**Exercise requirements:**
Please output the lines shown below exactly as they appear.

[Figure data in JSON]

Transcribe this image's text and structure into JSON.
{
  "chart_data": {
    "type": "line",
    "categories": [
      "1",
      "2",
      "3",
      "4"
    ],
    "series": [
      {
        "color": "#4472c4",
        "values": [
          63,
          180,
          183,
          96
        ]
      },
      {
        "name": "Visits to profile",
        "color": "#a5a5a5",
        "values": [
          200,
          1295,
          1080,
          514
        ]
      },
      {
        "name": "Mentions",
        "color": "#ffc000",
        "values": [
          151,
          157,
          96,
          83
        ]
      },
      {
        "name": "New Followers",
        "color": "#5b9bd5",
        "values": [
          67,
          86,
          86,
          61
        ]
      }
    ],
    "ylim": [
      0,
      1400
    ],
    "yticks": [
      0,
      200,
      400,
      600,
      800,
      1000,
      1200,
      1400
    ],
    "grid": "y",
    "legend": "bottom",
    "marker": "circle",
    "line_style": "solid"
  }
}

**Result of this task:**
Transcribe this image's text and structure into JSON.
{
  "chart_data": {
    "type": "line",
    "categories": [
      "1",
      "2",
      "3",
      "4"
    ],
    "series": [
      {
        "color": "#4472c4",
        "values": [
          63,
          180,
          183,
          96
        ]
      },
      {
        "name": "Visits to profile",
        "color": "#a5a5a5",
        "values": [
          200,
          1295,
          1080,
          514
        ]
      },
      {
        "name": "Mentions",
        "color": "#ffc000",
        "values": [
          151,
          157,
          96,
          83
        ]
      },
      {
        "name": "New Followers",
        "color": "#5b9bd5",
        "values": [
          67,
          86,
          86,
          61
        ]
      }
    ],
    "ylim": [
      0,
      1400
    ],
    "yticks": [
      0,
      200,
      400,
      600,
      800,
      1000,
      1200,
      1400
    ],
    "grid": "y",
    "legend": "bottom",
    "marker": "circle",
    "line_style": "solid"
  }
}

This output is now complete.